-------- Extracted records --------

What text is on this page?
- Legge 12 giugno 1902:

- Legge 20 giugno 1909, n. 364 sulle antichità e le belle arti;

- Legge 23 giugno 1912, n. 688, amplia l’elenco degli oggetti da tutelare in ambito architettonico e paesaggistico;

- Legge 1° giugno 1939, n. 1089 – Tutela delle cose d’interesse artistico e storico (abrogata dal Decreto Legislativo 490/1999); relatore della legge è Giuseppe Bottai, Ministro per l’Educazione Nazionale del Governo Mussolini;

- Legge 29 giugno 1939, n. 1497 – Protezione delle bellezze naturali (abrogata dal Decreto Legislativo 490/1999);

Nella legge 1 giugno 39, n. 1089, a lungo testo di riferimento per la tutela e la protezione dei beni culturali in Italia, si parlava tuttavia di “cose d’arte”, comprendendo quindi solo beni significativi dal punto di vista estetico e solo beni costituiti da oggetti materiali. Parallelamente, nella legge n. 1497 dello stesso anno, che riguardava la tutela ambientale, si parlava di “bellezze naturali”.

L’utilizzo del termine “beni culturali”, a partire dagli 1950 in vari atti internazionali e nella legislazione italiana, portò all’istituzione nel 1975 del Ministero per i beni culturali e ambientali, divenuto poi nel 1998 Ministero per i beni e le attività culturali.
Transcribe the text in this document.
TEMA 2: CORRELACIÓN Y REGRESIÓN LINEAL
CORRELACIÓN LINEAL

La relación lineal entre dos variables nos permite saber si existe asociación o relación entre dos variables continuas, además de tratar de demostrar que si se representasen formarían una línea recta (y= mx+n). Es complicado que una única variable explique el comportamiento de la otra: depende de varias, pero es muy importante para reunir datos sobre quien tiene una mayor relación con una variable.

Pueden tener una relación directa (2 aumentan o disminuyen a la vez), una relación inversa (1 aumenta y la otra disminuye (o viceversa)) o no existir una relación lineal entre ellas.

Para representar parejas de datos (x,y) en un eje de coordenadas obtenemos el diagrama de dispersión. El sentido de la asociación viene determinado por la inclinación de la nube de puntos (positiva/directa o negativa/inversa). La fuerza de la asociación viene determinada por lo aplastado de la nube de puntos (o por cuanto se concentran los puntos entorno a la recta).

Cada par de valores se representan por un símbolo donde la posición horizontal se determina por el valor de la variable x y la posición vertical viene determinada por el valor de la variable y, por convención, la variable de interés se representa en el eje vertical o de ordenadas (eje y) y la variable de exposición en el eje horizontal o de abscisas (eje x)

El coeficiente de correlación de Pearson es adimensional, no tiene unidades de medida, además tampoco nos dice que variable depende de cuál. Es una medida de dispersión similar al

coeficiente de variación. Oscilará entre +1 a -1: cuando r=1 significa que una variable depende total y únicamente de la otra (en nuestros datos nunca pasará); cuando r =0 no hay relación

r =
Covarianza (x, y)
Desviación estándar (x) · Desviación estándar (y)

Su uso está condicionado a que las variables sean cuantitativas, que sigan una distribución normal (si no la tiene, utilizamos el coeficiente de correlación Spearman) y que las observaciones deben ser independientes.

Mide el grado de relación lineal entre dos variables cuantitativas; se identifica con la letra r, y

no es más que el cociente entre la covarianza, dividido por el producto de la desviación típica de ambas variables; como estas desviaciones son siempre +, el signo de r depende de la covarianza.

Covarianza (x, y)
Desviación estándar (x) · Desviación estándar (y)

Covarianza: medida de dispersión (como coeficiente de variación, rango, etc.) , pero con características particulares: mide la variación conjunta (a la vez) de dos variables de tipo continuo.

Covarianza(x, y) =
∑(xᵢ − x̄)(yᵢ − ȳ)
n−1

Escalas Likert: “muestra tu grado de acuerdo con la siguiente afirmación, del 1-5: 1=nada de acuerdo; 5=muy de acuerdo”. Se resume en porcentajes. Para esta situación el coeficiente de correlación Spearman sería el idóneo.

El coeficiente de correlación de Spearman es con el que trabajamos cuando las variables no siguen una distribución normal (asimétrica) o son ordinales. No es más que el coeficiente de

--------

**What to do:**
Using the entries above, return each line in which the word "depende" occurs.

**Solution for this problem:**
La relación lineal entre dos variables nos permite saber si existe asociación o relación entre dos variables continuas, además de tratar de demostrar que si se representasen formarían una línea recta (y= mx+n). Es complicado que una única variable explique el comportamiento de la otra: depende de varias, pero es muy importante para reunir datos sobre quien tiene una mayor relación con una variable.
El coeficiente de correlación de Pearson es adimensional, no tiene unidades de medida, además tampoco nos dice que variable depende de cuál. Es una medida de dispersión similar al
coeficiente de variación. Oscilará entre +1 a -1: cuando r=1 significa que una variable depende total y únicamente de la otra (en nuestros datos nunca pasará); cuando r =0 no hay relación
no es más que el cociente entre la covarianza, dividido por el producto de la desviación típica de ambas variables; como estas desviaciones son siempre +, el signo de r depende de la covarianza.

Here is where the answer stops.